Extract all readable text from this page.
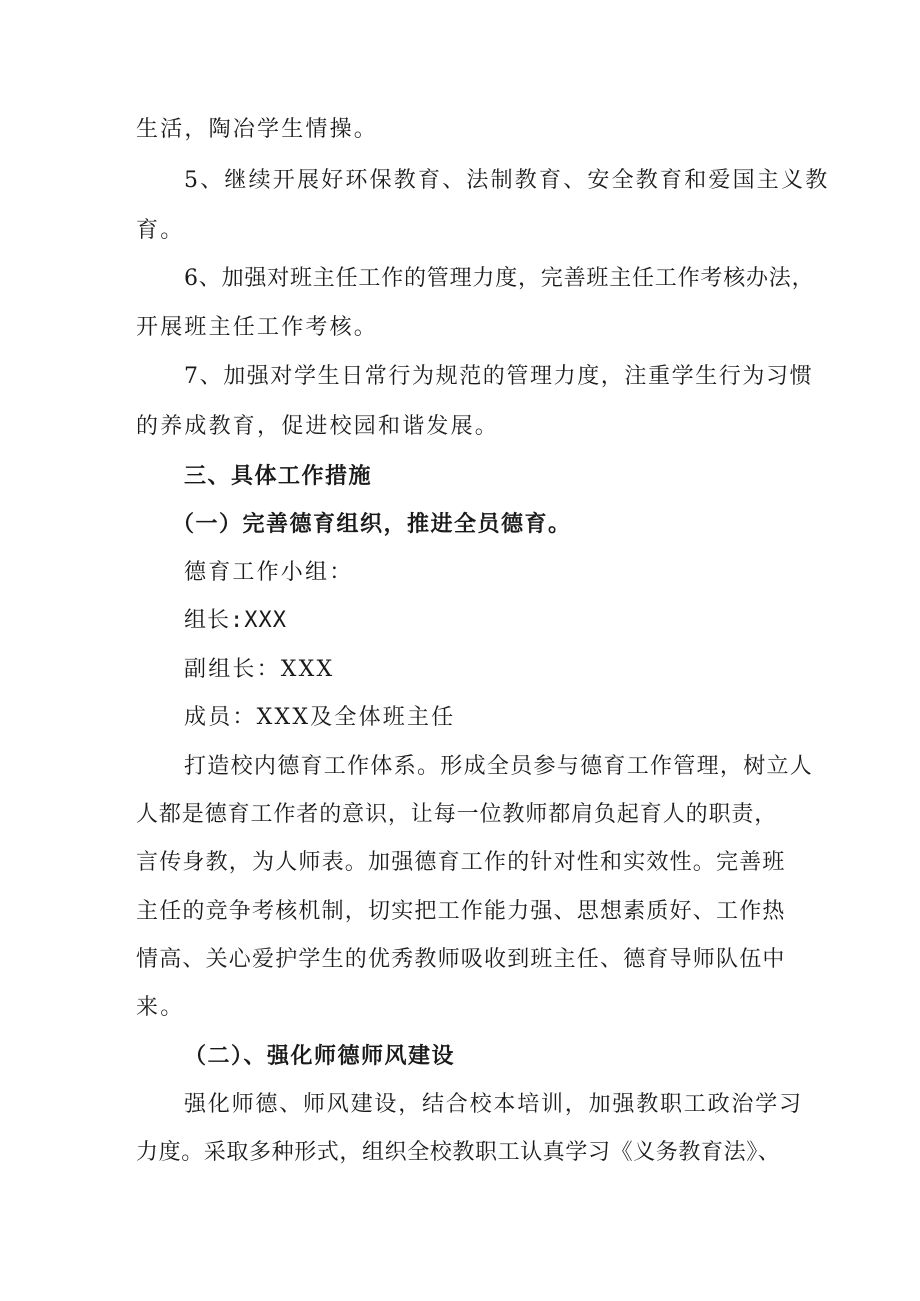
生活，陶冶学生情操。
5、继续开展好环保教育、法制教育、安全教育和爱国主义教
育。
6、加强对班主任工作的管理力度，完善班主任工作考核办法，
开展班主任工作考核。
7、加强对学生日常行为规范的管理力度，注重学生行为习惯
的养成教育，促进校园和谐发展。
三、具体工作措施
（一）完善德育组织，推进全员德育。
德育工作小组：
组长:XXX
副组长：XXX
成员：XXX及全体班主任
打造校内德育工作体系。形成全员参与德育工作管理，树立人
人都是德育工作者的意识，让每一位教师都肩负起育人的职责，
言传身教，为人师表。加强德育工作的针对性和实效性。完善班
主任的竞争考核机制，切实把工作能力强、思想素质好、工作热
情高、关心爱护学生的优秀教师吸收到班主任、德育导师队伍中
来。
（二）、强化师德师风建设
强化师德、师风建设，结合校本培训，加强教职工政治学习
力度。采取多种形式，组织全校教职工认真学习《义务教育法》、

▬▬▬▬▬▬

• Stated problem:
Print each record exactly as it stands, leaving the images out.

• Solution to this exercise:
Extract all readable text from this page.
生活，陶冶学生情操。
5、继续开展好环保教育、法制教育、安全教育和爱国主义教
育。
6、加强对班主任工作的管理力度，完善班主任工作考核办法，
开展班主任工作考核。
7、加强对学生日常行为规范的管理力度，注重学生行为习惯
的养成教育，促进校园和谐发展。
三、具体工作措施
（一）完善德育组织，推进全员德育。
德育工作小组：
组长:XXX
副组长：XXX
成员：XXX及全体班主任
打造校内德育工作体系。形成全员参与德育工作管理，树立人
人都是德育工作者的意识，让每一位教师都肩负起育人的职责，
言传身教，为人师表。加强德育工作的针对性和实效性。完善班
主任的竞争考核机制，切实把工作能力强、思想素质好、工作热
情高、关心爱护学生的优秀教师吸收到班主任、德育导师队伍中
来。
（二）、强化师德师风建设
强化师德、师风建设，结合校本培训，加强教职工政治学习
力度。采取多种形式，组织全校教职工认真学习《义务教育法》、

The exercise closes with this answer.